**Task brief:** Reproduce the entries verbatim, from the first line through the line that contains "arrow-up-icon — [724, 445, 750, 471]", inclusive.

* START *

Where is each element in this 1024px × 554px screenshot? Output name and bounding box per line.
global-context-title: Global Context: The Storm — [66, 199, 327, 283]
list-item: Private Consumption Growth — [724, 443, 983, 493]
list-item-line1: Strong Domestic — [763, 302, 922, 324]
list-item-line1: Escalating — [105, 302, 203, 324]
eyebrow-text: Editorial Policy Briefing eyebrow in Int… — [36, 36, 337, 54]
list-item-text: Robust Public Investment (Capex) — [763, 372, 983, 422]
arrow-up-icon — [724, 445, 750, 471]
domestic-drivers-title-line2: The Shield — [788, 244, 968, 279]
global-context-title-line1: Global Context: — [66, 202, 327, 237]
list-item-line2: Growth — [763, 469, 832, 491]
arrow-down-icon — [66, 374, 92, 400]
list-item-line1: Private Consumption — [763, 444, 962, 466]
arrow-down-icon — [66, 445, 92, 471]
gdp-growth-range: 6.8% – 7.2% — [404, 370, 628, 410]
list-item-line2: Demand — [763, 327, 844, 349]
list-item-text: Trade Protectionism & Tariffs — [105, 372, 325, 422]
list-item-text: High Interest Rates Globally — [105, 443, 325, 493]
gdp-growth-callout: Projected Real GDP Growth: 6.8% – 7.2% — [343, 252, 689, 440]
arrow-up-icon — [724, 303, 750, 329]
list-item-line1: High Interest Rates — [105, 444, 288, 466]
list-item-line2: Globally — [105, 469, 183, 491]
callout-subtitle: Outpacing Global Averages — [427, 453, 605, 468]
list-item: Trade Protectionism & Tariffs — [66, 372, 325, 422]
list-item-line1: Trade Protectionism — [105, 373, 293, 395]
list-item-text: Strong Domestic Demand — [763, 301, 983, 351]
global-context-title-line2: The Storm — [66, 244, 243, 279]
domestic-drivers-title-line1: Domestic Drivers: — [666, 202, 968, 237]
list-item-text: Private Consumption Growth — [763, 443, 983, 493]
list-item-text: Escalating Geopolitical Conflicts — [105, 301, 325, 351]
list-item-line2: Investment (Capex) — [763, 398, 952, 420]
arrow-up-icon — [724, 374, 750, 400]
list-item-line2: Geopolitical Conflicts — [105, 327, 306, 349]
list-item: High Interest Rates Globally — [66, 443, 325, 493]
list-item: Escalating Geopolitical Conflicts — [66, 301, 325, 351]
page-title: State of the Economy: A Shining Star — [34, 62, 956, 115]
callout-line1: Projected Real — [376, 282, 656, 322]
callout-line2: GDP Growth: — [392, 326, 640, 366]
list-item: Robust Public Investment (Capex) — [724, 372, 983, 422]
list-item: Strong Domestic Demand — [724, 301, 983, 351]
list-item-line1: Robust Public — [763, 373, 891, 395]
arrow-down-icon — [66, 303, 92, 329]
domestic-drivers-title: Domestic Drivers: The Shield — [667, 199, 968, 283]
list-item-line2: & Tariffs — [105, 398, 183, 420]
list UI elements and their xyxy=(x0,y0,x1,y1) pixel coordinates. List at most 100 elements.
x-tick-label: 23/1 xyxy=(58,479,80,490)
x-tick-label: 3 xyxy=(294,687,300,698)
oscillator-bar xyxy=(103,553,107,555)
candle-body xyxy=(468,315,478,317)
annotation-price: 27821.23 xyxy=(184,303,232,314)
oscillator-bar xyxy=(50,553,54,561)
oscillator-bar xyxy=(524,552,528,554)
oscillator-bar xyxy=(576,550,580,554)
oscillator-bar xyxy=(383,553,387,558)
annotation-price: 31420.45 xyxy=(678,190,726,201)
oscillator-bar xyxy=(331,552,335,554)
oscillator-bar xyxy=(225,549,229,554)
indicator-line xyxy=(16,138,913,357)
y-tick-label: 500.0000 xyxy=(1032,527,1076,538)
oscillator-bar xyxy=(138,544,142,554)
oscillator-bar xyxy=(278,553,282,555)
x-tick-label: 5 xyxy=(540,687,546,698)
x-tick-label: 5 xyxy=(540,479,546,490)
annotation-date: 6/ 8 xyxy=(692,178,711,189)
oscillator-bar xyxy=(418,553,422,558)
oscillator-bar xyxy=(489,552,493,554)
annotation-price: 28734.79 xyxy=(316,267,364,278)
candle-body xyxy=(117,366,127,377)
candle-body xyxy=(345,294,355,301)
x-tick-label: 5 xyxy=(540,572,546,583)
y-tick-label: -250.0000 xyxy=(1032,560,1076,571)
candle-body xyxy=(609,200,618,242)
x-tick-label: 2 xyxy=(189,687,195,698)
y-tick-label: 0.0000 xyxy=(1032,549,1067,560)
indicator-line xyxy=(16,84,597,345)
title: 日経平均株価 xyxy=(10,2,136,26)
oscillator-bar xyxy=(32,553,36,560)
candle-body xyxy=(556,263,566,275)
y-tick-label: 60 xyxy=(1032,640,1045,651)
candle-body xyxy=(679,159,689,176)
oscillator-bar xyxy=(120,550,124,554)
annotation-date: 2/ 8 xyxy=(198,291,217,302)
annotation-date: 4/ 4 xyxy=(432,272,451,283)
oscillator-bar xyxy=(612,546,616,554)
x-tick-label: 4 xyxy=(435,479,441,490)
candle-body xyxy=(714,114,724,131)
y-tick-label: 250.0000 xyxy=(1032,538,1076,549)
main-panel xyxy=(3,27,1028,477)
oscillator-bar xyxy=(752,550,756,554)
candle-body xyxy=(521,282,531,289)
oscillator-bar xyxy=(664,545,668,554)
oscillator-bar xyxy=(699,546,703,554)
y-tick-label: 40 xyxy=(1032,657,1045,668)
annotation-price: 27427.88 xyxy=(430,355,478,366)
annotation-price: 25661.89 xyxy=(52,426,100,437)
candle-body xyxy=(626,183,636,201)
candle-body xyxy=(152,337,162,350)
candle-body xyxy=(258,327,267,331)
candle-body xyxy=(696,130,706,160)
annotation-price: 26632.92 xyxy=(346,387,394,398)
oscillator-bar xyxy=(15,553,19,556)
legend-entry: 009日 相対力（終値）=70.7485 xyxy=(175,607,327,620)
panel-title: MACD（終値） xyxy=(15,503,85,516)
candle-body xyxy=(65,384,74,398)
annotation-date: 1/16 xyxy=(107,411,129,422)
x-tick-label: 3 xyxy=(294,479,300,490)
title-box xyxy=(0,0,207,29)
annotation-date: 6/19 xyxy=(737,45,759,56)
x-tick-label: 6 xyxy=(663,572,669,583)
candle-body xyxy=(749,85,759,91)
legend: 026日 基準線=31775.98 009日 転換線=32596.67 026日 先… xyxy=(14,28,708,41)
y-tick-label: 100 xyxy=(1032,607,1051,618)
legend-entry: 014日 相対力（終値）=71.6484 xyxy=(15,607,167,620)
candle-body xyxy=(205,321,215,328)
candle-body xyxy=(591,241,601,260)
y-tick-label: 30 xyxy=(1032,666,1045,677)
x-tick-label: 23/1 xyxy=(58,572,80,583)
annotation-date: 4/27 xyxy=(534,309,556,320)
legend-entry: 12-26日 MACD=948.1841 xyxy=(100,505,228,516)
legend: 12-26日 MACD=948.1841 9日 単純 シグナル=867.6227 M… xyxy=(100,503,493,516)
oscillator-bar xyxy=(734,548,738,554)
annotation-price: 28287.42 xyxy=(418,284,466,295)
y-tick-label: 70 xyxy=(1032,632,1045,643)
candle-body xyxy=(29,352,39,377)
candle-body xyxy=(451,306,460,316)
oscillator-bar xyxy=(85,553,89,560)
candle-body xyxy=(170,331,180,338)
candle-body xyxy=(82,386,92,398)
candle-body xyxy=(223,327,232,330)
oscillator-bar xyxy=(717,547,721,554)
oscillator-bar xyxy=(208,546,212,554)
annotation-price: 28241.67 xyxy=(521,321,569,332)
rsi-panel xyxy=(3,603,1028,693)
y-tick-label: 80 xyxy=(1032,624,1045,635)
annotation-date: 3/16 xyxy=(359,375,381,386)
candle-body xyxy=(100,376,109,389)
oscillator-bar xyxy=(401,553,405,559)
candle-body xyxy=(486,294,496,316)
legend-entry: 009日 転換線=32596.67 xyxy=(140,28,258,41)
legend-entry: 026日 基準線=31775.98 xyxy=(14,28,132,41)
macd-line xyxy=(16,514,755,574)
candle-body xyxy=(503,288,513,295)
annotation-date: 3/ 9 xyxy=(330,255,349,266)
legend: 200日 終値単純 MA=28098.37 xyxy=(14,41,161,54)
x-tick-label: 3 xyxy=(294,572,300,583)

* END *

**Answer in full:**
Where is each element in this 1024px × 554px screenshot? Output name and bounding box per line.
global-context-title: Global Context: The Storm — [66, 199, 327, 283]
list-item: Private Consumption Growth — [724, 443, 983, 493]
list-item-line1: Strong Domestic — [763, 302, 922, 324]
list-item-line1: Escalating — [105, 302, 203, 324]
eyebrow-text: Editorial Policy Briefing eyebrow in Int… — [36, 36, 337, 54]
list-item-text: Robust Public Investment (Capex) — [763, 372, 983, 422]
arrow-up-icon — [724, 445, 750, 471]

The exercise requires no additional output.